◆ **TASK TO COMPLETE**: Select the lines that contain "κείμενο" and copy each of them.

[Dataset items]
——

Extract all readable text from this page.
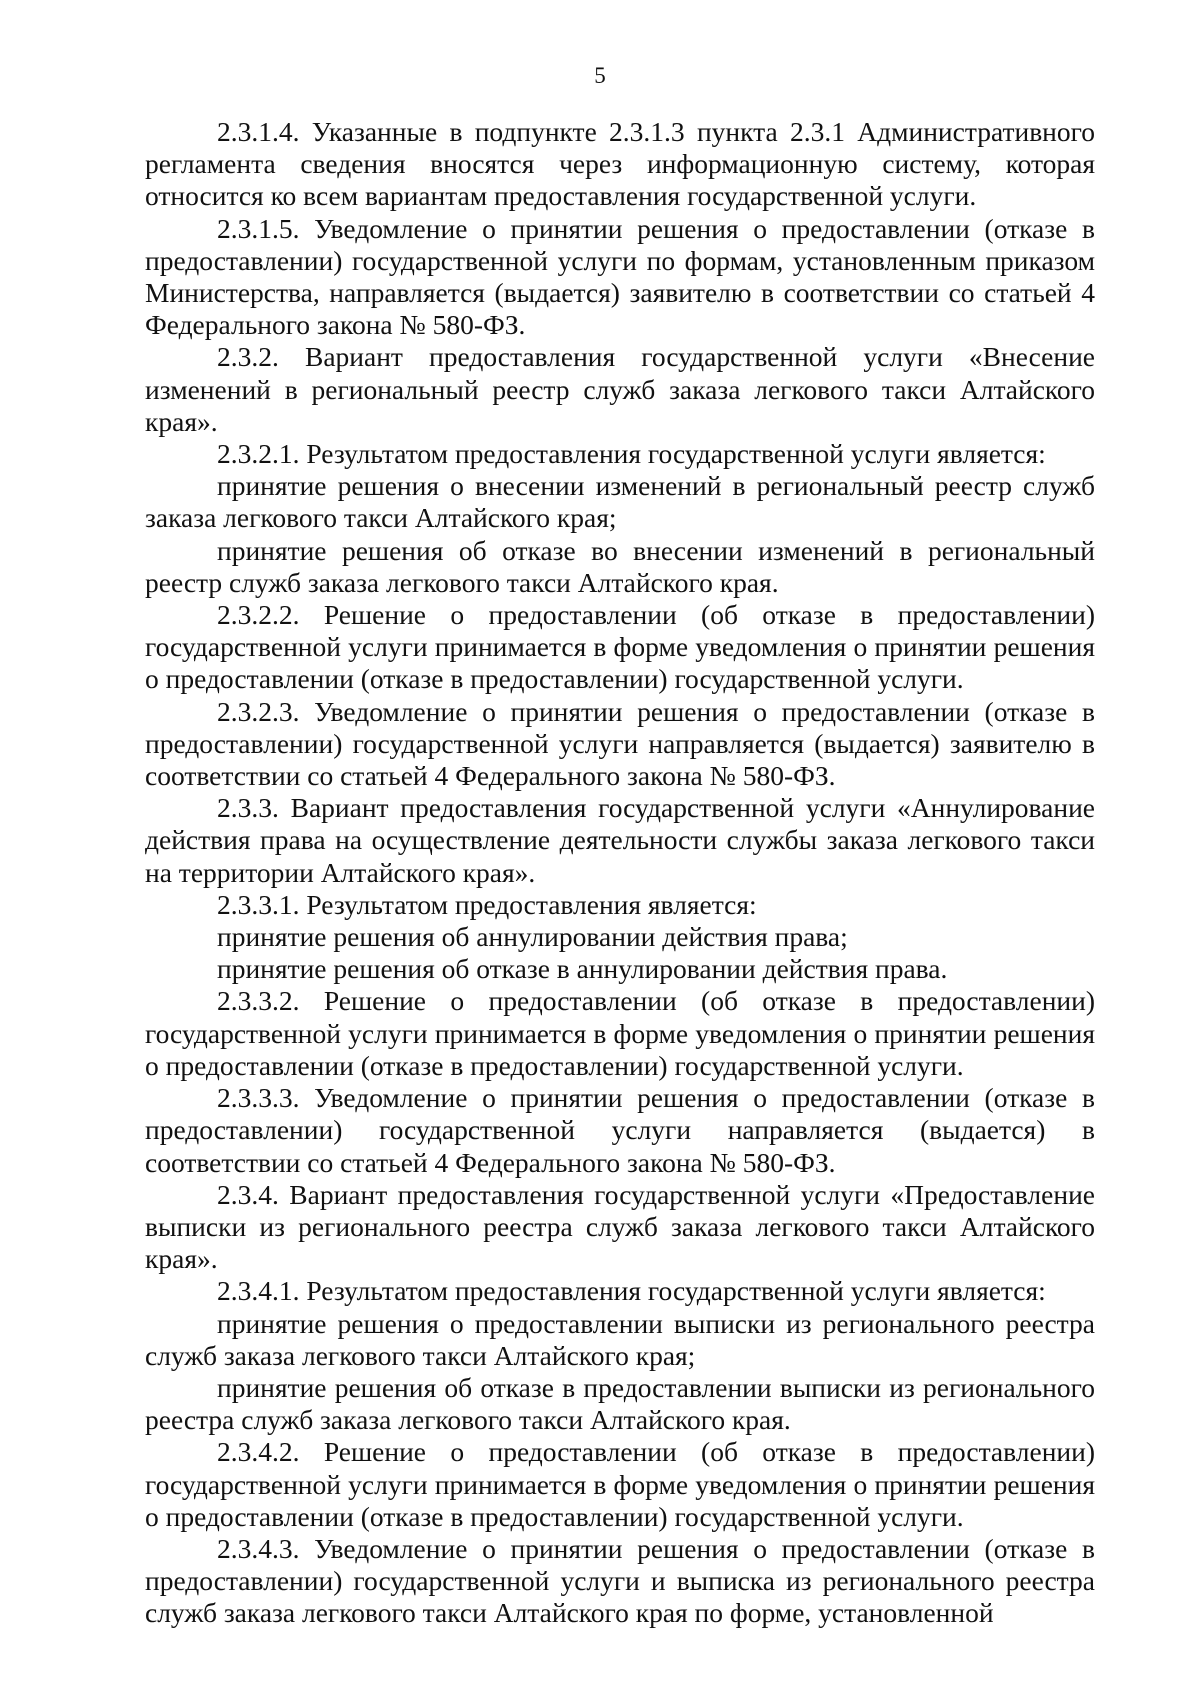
5

2.3.1.4. Указанные в подпункте 2.3.1.3 пункта 2.3.1 Административного регламента сведения вносятся через информационную систему, которая относится ко всем вариантам предоставления государственной услуги.

2.3.1.5. Уведомление о принятии решения о предоставлении (отказе в предоставлении) государственной услуги по формам, установленным приказом Министерства, направляется (выдается) заявителю в соответствии со статьей 4 Федерального закона № 580-ФЗ.

2.3.2. Вариант предоставления государственной услуги «Внесение изменений в региональный реестр служб заказа легкового такси Алтайского края».

2.3.2.1. Результатом предоставления государственной услуги является:

принятие решения о внесении изменений в региональный реестр служб заказа легкового такси Алтайского края;

принятие решения об отказе во внесении изменений в региональный реестр служб заказа легкового такси Алтайского края.

2.3.2.2. Решение о предоставлении (об отказе в предоставлении) государственной услуги принимается в форме уведомления о принятии решения о предоставлении (отказе в предоставлении) государственной услуги.

2.3.2.3. Уведомление о принятии решения о предоставлении (отказе в предоставлении) государственной услуги направляется (выдается) заявителю в соответствии со статьей 4 Федерального закона № 580-ФЗ.

2.3.3. Вариант предоставления государственной услуги «Аннулирование действия права на осуществление деятельности службы заказа легкового такси на территории Алтайского края».

2.3.3.1. Результатом предоставления является:

принятие решения об аннулировании действия права;

принятие решения об отказе в аннулировании действия права.

2.3.3.2. Решение о предоставлении (об отказе в предоставлении) государственной услуги принимается в форме уведомления о принятии решения о предоставлении (отказе в предоставлении) государственной услуги.

2.3.3.3. Уведомление о принятии решения о предоставлении (отказе в предоставлении) государственной услуги направляется (выдается) в соответствии со статьей 4 Федерального закона № 580-ФЗ.

2.3.4. Вариант предоставления государственной услуги «Предоставление выписки из регионального реестра служб заказа легкового такси Алтайского края».

2.3.4.1. Результатом предоставления государственной услуги является:

принятие решения о предоставлении выписки из регионального реестра служб заказа легкового такси Алтайского края;

принятие решения об отказе в предоставлении выписки из регионального реестра служб заказа легкового такси Алтайского края.

2.3.4.2. Решение о предоставлении (об отказе в предоставлении) государственной услуги принимается в форме уведомления о принятии решения о предоставлении (отказе в предоставлении) государственной услуги.

2.3.4.3. Уведомление о принятии решения о предоставлении (отказе в предоставлении) государственной услуги и выписка из регионального реестра служб заказа легкового такси Алтайского края по форме, установленной
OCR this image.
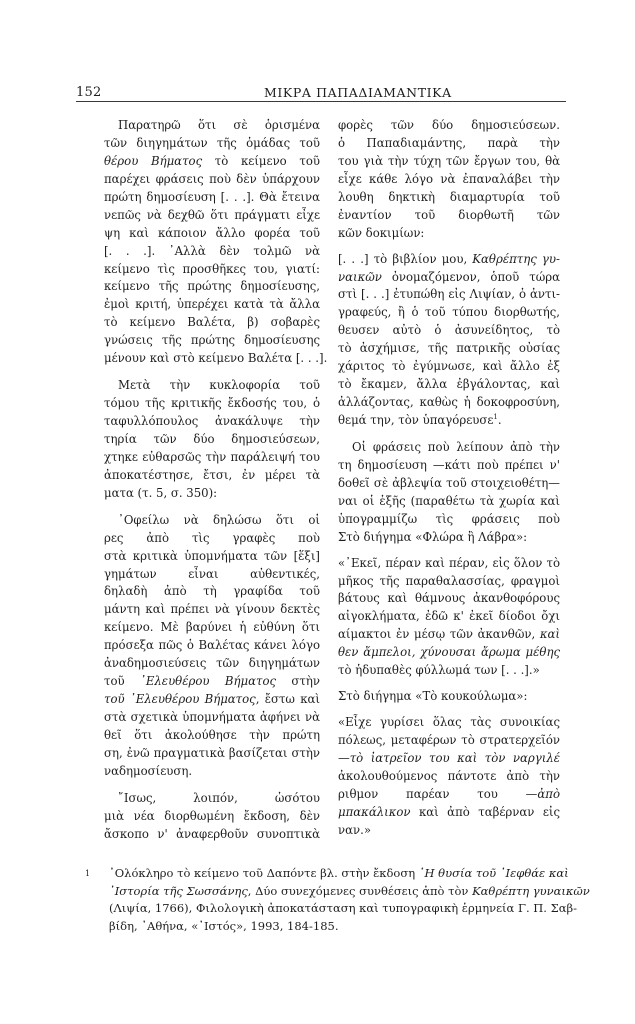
152	ΜΙΚΡΑ ΠΑΠΑΔΙΑΜΑΝΤΙΚΑ
Παρατηρῶ ὅτι σὲ ὁρισμένα
τῶν διηγημάτων τῆς ὁμάδας τοῦ
θέρου Βήματος τὸ κείμενο τοῦ
παρέχει φράσεις ποὺ δὲν ὑπάρχουν
πρώτη δημοσίευση [. . .]. Θὰ ἔτεινα
νεπῶς νὰ δεχθῶ ὅτι πράγματι εἶχε
ψη καὶ κάποιον ἄλλο φορέα τοῦ
[. . .]. ᾿Αλλὰ δὲν τολμῶ νὰ
κείμενο τὶς προσθῆκες του, γιατί:
κείμενο τῆς πρώτης δημοσίευσης,
ἐμοὶ κριτή, ὑπερέχει κατὰ τὰ ἄλλα
τὸ κείμενο Βαλέτα, β) σοβαρὲς
γνώσεις τῆς πρώτης δημοσίευσης
μένουν καὶ στὸ κείμενο Βαλέτα [. . .].
Μετὰ τὴν κυκλοφορία τοῦ
τόμου τῆς κριτικῆς ἔκδοσής του, ὁ
ταφυλλόπουλος ἀνακάλυψε τὴν
τηρία τῶν δύο δημοσιεύσεων,
χτηκε εὐθαρσῶς τὴν παράλειψή του
ἀποκατέστησε, ἔτσι, ἐν μέρει τὰ
ματα (τ. 5, σ. 350):
᾿Οφείλω νὰ δηλώσω ὅτι οἱ
ρες ἀπὸ τὶς γραφὲς ποὺ
στὰ κριτικὰ ὑπομνήματα τῶν [ἕξι]
γημάτων εἶναι αὐθεντικές,
δηλαδὴ ἀπὸ τὴ γραφίδα τοῦ
μάντη καὶ πρέπει νὰ γίνουν δεκτὲς
κείμενο. Μὲ βαρύνει ἡ εὐθύνη ὅτι
πρόσεξα πῶς ὁ Βαλέτας κάνει λόγο
ἀναδημοσιεύσεις τῶν διηγημάτων
τοῦ ᾿Ελευθέρου Βήματος στὴν
τοῦ ᾿Ελευθέρου Βήματος, ἔστω καὶ
στὰ σχετικὰ ὑπομνήματα ἀφήνει νὰ
θεῖ ὅτι ἀκολούθησε τὴν πρώτη
ση, ἐνῶ πραγματικὰ βασίζεται στὴν
ναδημοσίευση.
῎Ισως, λοιπόν, ὡσότου
μιὰ νέα διορθωμένη ἔκδοση, δὲν
ἄσκοπο ν' ἀναφερθοῦν συνοπτικὰ
φορὲς τῶν δύο δημοσιεύσεων.
ὁ Παπαδιαμάντης, παρὰ τὴν
του γιὰ τὴν τύχη τῶν ἔργων του, θὰ
εἶχε κάθε λόγο νὰ ἐπαναλάβει τὴν
λουθη δηκτικὴ διαμαρτυρία τοῦ
ἐναντίον τοῦ διορθωτῆ τῶν
κῶν δοκιμίων:
[. . .] τὸ βιβλίον μου, Καθρέπτης γυ-
ναικῶν ὀνομαζόμενον, ὁποῦ τώρα
στὶ [. . .] ἐτυπώθη εἰς Λιψίαν, ὁ ἀντι-
γραφεύς, ἢ ὁ τοῦ τύπου διορθωτής,
θευσεν αὐτὸ ὁ ἀσυνείδητος, τὸ
τὸ ἀσχήμισε, τῆς πατρικῆς οὐσίας
χάριτος τὸ ἐγύμνωσε, καὶ ἄλλο ἐξ
τὸ ἔκαμεν, ἄλλα ἐβγάλοντας, καὶ
ἀλλάζοντας, καθὼς ἡ δοκοφροσύνη,
θεμά την, τὸν ὑπαγόρευσε$^1$.
Οἱ φράσεις ποὺ λείπουν ἀπὸ τὴν
τη δημοσίευση —κάτι ποὺ πρέπει ν'
δοθεῖ σὲ ἀβλεψία τοῦ στοιχειοθέτη—
ναι οἱ ἑξῆς (παραθέτω τὰ χωρία καὶ
ὑπογραμμίζω τὶς φράσεις ποὺ
Στὸ διήγημα «Φλώρα ἢ Λάβρα»:
«᾿Εκεῖ, πέραν καὶ πέραν, εἰς ὅλον τὸ
μῆκος τῆς παραθαλασσίας, φραγμοὶ
βάτους καὶ θάμνους ἀκανθοφόρους
αἰγοκλήματα, ἐδῶ κ' ἐκεῖ δίοδοι ὄχι
αίμακτοι ἐν μέσῳ τῶν ἀκανθῶν, καὶ
θεν ἄμπελοι, χύνουσαι ἄρωμα μέθης
τὸ ἡδυπαθὲς φύλλωμά των [. . .].»
Στὸ διήγημα «Τὸ κουκούλωμα»:
«Εἶχε γυρίσει ὅλας τὰς συνοικίας
πόλεως, μεταφέρων τὸ στρατερχεῖόν
—τὸ ἰατρεῖον του καὶ τὸν ναργιλέ
ἀκολουθούμενος πάντοτε ἀπὸ τὴν
ριθμον παρέαν του —ἀπὸ
μπακάλικον καὶ ἀπὸ ταβέρναν εἰς
ναν.»
1	᾿Ολόκληρο τὸ κείμενο τοῦ Δαπόντε βλ. στὴν ἔκδοση ῾Η θυσία τοῦ ᾿Ιεφθάε καὶ
᾿Ιστορία τῆς Σωσσάνης, Δύο συνεχόμενες συνθέσεις ἀπὸ τὸν Καθρέπτη γυναικῶν
(Λιψία, 1766), Φιλολογικὴ ἀποκατάσταση καὶ τυπογραφικὴ ἑρμηνεία Γ. Π. Σαβ-
βίδη, ᾿Αθήνα, «᾿Ιστός», 1993, 184-185.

——

◆ **FULL ANSWER**:
θέρου Βήματος τὸ κείμενο τοῦ
κείμενο τὶς προσθῆκες του, γιατί:
κείμενο τῆς πρώτης δημοσίευσης,
τὸ κείμενο Βαλέτα, β) σοβαρὲς
μένουν καὶ στὸ κείμενο Βαλέτα [. . .].
κείμενο. Μὲ βαρύνει ἡ εὐθύνη ὅτι
1	᾿Ολόκληρο τὸ κείμενο τοῦ Δαπόντε βλ. στὴν ἔκδοση ῾Η θυσία τοῦ ᾿Ιεφθάε καὶ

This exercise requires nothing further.